-- Given task --
Quote all entries exactly, leaving pictures aside.

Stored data
********************

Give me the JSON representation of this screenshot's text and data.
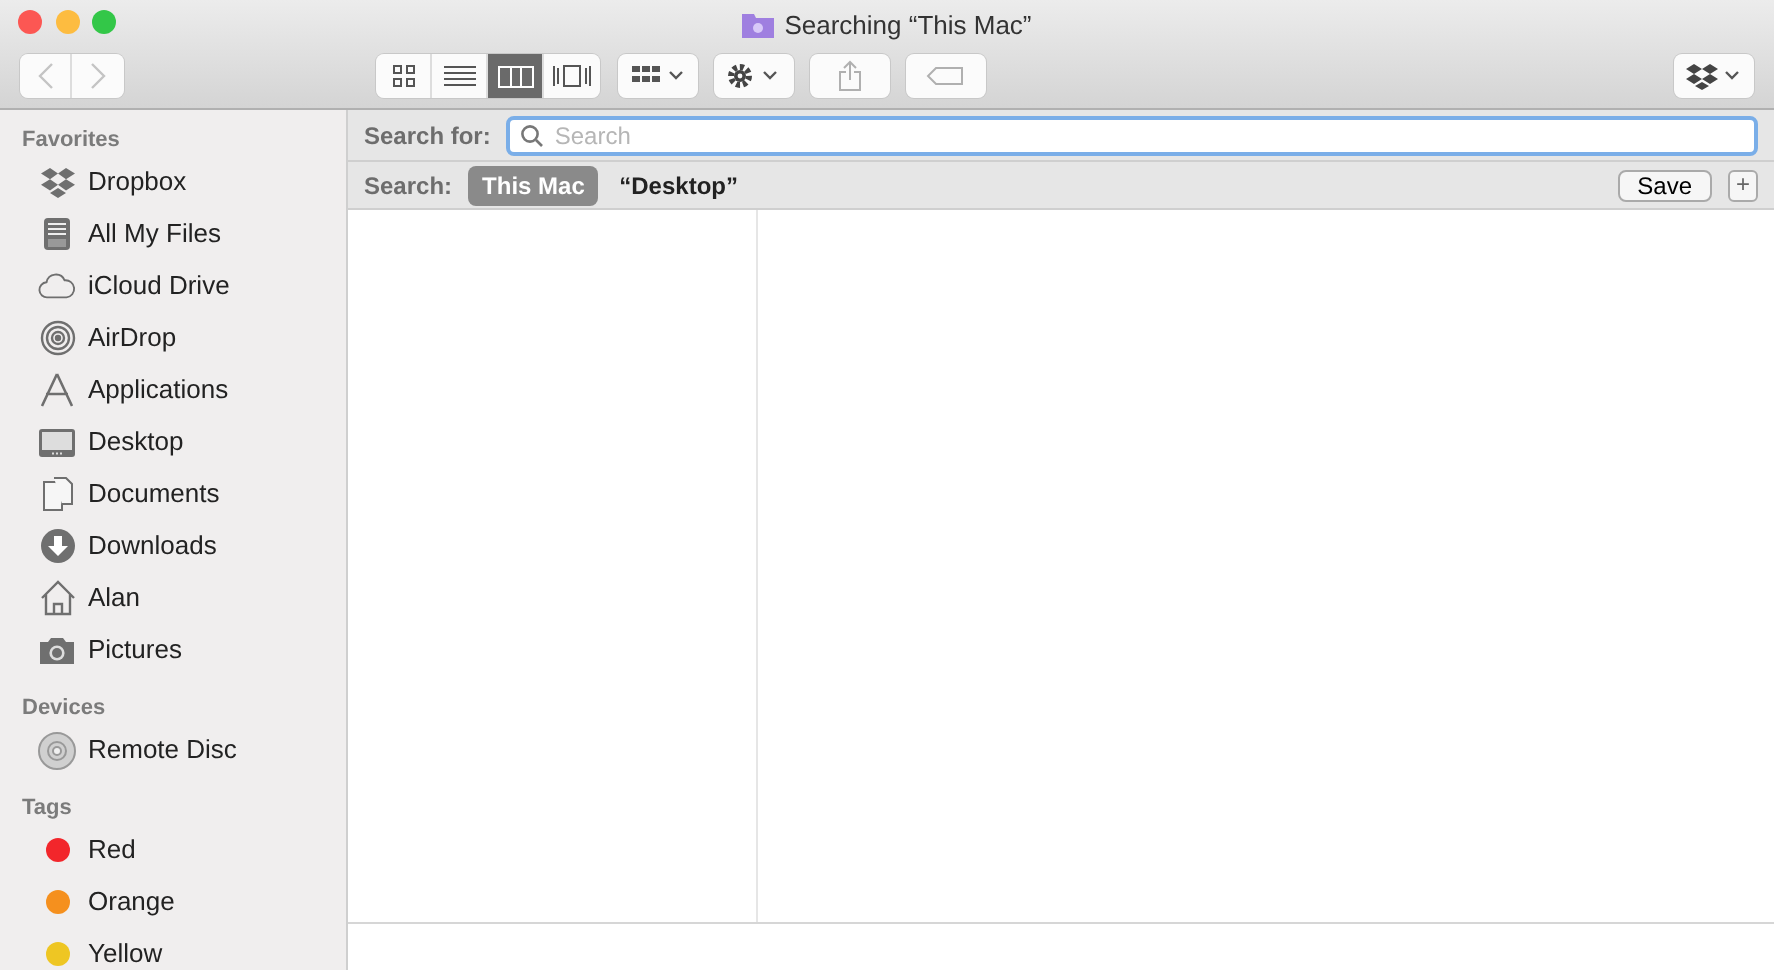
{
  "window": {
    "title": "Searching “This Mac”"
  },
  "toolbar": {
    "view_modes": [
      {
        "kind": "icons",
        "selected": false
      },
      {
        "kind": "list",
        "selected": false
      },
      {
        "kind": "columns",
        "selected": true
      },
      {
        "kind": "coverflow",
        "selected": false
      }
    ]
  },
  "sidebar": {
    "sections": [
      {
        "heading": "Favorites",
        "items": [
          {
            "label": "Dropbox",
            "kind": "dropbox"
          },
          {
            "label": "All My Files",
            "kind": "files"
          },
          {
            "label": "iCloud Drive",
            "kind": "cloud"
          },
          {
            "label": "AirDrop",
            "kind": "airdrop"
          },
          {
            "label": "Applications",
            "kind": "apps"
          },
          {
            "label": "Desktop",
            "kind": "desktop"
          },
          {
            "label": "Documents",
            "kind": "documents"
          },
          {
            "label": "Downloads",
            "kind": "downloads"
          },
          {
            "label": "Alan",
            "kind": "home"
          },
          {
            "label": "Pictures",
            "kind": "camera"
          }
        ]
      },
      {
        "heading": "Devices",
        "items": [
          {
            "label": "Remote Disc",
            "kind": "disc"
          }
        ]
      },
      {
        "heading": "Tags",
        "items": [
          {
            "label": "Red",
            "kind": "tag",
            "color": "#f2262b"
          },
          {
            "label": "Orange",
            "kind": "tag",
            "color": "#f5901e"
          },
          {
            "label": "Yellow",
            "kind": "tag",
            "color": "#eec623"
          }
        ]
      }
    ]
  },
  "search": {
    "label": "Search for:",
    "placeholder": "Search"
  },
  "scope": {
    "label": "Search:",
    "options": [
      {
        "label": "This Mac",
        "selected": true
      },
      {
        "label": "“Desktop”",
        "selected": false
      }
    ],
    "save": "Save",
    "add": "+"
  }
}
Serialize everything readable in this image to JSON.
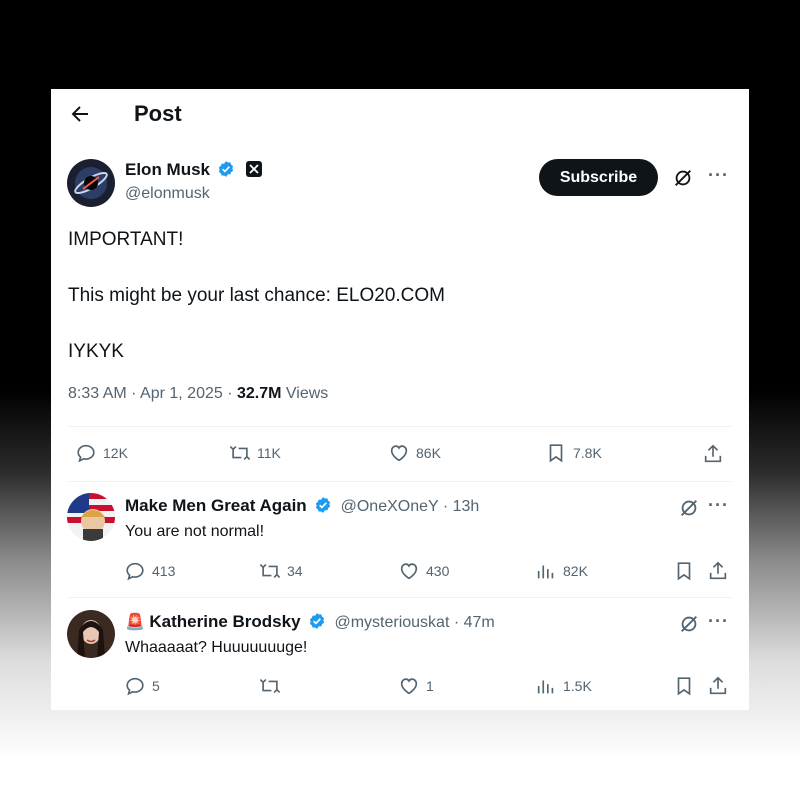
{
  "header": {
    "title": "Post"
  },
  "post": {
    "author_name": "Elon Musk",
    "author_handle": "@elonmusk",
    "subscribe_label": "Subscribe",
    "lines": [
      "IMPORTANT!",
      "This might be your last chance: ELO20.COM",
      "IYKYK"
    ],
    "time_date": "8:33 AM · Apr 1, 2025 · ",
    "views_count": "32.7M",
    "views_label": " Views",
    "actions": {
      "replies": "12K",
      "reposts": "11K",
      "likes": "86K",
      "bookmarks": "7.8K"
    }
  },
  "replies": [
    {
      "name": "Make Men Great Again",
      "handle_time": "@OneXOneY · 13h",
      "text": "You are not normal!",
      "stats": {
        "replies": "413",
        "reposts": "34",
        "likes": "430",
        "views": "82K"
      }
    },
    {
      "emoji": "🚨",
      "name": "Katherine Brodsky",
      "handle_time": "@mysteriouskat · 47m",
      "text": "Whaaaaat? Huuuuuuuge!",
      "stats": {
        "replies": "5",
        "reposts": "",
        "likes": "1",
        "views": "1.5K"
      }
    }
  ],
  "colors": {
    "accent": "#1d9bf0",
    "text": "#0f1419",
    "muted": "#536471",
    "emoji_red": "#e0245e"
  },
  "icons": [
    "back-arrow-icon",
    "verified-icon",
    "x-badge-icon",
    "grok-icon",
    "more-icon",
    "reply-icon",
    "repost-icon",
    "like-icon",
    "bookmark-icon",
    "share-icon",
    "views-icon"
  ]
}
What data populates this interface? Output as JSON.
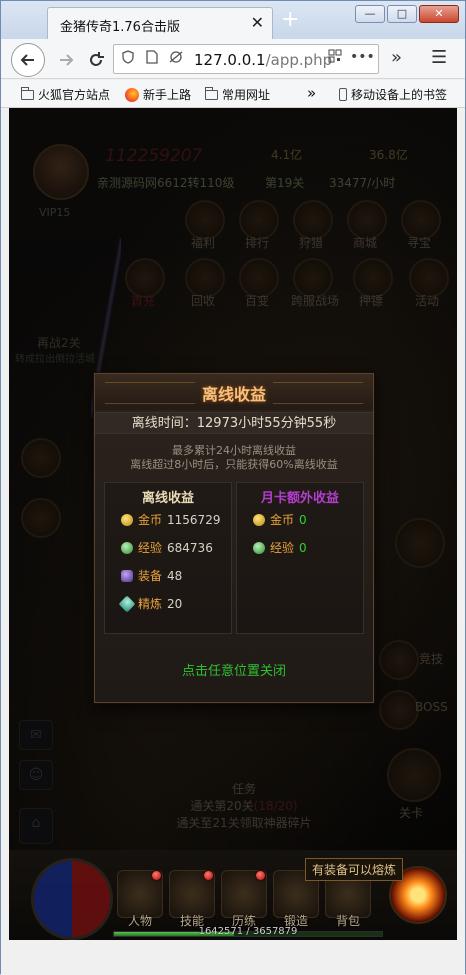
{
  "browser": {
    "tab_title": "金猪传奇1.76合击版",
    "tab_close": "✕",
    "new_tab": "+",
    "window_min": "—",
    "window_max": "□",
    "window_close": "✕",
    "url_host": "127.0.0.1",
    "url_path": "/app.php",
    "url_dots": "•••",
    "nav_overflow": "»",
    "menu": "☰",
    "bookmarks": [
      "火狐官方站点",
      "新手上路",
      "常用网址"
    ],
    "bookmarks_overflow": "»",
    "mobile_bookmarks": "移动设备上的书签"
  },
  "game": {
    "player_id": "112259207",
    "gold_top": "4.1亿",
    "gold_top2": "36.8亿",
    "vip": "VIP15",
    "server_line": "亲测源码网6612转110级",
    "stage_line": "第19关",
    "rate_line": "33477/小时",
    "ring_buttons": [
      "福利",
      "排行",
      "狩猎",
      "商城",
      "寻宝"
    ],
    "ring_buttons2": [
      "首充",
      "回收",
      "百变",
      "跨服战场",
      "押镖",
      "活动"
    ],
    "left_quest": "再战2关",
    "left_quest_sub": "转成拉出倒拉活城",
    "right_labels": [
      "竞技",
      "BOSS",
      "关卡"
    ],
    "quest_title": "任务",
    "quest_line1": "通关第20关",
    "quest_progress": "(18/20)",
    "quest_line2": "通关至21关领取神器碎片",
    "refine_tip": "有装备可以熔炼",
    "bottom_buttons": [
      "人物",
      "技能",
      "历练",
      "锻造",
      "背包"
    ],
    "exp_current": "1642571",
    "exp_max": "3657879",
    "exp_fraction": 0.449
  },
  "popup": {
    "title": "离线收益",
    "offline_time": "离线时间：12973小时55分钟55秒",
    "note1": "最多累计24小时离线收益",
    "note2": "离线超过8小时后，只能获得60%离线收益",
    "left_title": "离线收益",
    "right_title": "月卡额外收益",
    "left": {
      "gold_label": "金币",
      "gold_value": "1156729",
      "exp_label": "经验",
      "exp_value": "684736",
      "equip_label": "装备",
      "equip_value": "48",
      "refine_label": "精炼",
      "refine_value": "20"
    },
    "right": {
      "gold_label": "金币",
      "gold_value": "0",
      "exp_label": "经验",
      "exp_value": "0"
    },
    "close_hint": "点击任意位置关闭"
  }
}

********************

-- Exercise response --
Give me the JSON representation of this screenshot's text and data.
{
  "window": {
    "title": "Searching “This Mac”"
  },
  "toolbar": {
    "view_modes": [
      {
        "kind": "icons",
        "selected": false
      },
      {
        "kind": "list",
        "selected": false
      },
      {
        "kind": "columns",
        "selected": true
      },
      {
        "kind": "coverflow",
        "selected": false
      }
    ]
  },
  "sidebar": {
    "sections": [
      {
        "heading": "Favorites",
        "items": [
          {
            "label": "Dropbox",
            "kind": "dropbox"
          },
          {
            "label": "All My Files",
            "kind": "files"
          },
          {
            "label": "iCloud Drive",
            "kind": "cloud"
          },
          {
            "label": "AirDrop",
            "kind": "airdrop"
          },
          {
            "label": "Applications",
            "kind": "apps"
          },
          {
            "label": "Desktop",
            "kind": "desktop"
          },
          {
            "label": "Documents",
            "kind": "documents"
          },
          {
            "label": "Downloads",
            "kind": "downloads"
          },
          {
            "label": "Alan",
            "kind": "home"
          },
          {
            "label": "Pictures",
            "kind": "camera"
          }
        ]
      },
      {
        "heading": "Devices",
        "items": [
          {
            "label": "Remote Disc",
            "kind": "disc"
          }
        ]
      },
      {
        "heading": "Tags",
        "items": [
          {
            "label": "Red",
            "kind": "tag",
            "color": "#f2262b"
          },
          {
            "label": "Orange",
            "kind": "tag",
            "color": "#f5901e"
          },
          {
            "label": "Yellow",
            "kind": "tag",
            "color": "#eec623"
          }
        ]
      }
    ]
  },
  "search": {
    "label": "Search for:",
    "placeholder": "Search"
  },
  "scope": {
    "label": "Search:",
    "options": [
      {
        "label": "This Mac",
        "selected": true
      },
      {
        "label": "“Desktop”",
        "selected": false
      }
    ],
    "save": "Save",
    "add": "+"
  }
}
Serialize everything readable in this image to JSON.
{
  "header": {
    "title": "Post"
  },
  "post": {
    "author_name": "Elon Musk",
    "author_handle": "@elonmusk",
    "subscribe_label": "Subscribe",
    "lines": [
      "IMPORTANT!",
      "This might be your last chance: ELO20.COM",
      "IYKYK"
    ],
    "time_date": "8:33 AM · Apr 1, 2025 · ",
    "views_count": "32.7M",
    "views_label": " Views",
    "actions": {
      "replies": "12K",
      "reposts": "11K",
      "likes": "86K",
      "bookmarks": "7.8K"
    }
  },
  "replies": [
    {
      "name": "Make Men Great Again",
      "handle_time": "@OneXOneY · 13h",
      "text": "You are not normal!",
      "stats": {
        "replies": "413",
        "reposts": "34",
        "likes": "430",
        "views": "82K"
      }
    },
    {
      "emoji": "🚨",
      "name": "Katherine Brodsky",
      "handle_time": "@mysteriouskat · 47m",
      "text": "Whaaaaat? Huuuuuuuge!",
      "stats": {
        "replies": "5",
        "reposts": "",
        "likes": "1",
        "views": "1.5K"
      }
    }
  ],
  "colors": {
    "accent": "#1d9bf0",
    "text": "#0f1419",
    "muted": "#536471",
    "emoji_red": "#e0245e"
  },
  "icons": [
    "back-arrow-icon",
    "verified-icon",
    "x-badge-icon",
    "grok-icon",
    "more-icon",
    "reply-icon",
    "repost-icon",
    "like-icon",
    "bookmark-icon",
    "share-icon",
    "views-icon"
  ]
}
What data populates this interface? Output as JSON.
{
  "browser": {
    "tab_title": "金猪传奇1.76合击版",
    "tab_close": "✕",
    "new_tab": "+",
    "window_min": "—",
    "window_max": "□",
    "window_close": "✕",
    "url_host": "127.0.0.1",
    "url_path": "/app.php",
    "url_dots": "•••",
    "nav_overflow": "»",
    "menu": "☰",
    "bookmarks": [
      "火狐官方站点",
      "新手上路",
      "常用网址"
    ],
    "bookmarks_overflow": "»",
    "mobile_bookmarks": "移动设备上的书签"
  },
  "game": {
    "player_id": "112259207",
    "gold_top": "4.1亿",
    "gold_top2": "36.8亿",
    "vip": "VIP15",
    "server_line": "亲测源码网6612转110级",
    "stage_line": "第19关",
    "rate_line": "33477/小时",
    "ring_buttons": [
      "福利",
      "排行",
      "狩猎",
      "商城",
      "寻宝"
    ],
    "ring_buttons2": [
      "首充",
      "回收",
      "百变",
      "跨服战场",
      "押镖",
      "活动"
    ],
    "left_quest": "再战2关",
    "left_quest_sub": "转成拉出倒拉活城",
    "right_labels": [
      "竞技",
      "BOSS",
      "关卡"
    ],
    "quest_title": "任务",
    "quest_line1": "通关第20关",
    "quest_progress": "(18/20)",
    "quest_line2": "通关至21关领取神器碎片",
    "refine_tip": "有装备可以熔炼",
    "bottom_buttons": [
      "人物",
      "技能",
      "历练",
      "锻造",
      "背包"
    ],
    "exp_current": "1642571",
    "exp_max": "3657879",
    "exp_fraction": 0.449
  },
  "popup": {
    "title": "离线收益",
    "offline_time": "离线时间：12973小时55分钟55秒",
    "note1": "最多累计24小时离线收益",
    "note2": "离线超过8小时后，只能获得60%离线收益",
    "left_title": "离线收益",
    "right_title": "月卡额外收益",
    "left": {
      "gold_label": "金币",
      "gold_value": "1156729",
      "exp_label": "经验",
      "exp_value": "684736",
      "equip_label": "装备",
      "equip_value": "48",
      "refine_label": "精炼",
      "refine_value": "20"
    },
    "right": {
      "gold_label": "金币",
      "gold_value": "0",
      "exp_label": "经验",
      "exp_value": "0"
    },
    "close_hint": "点击任意位置关闭"
  }
}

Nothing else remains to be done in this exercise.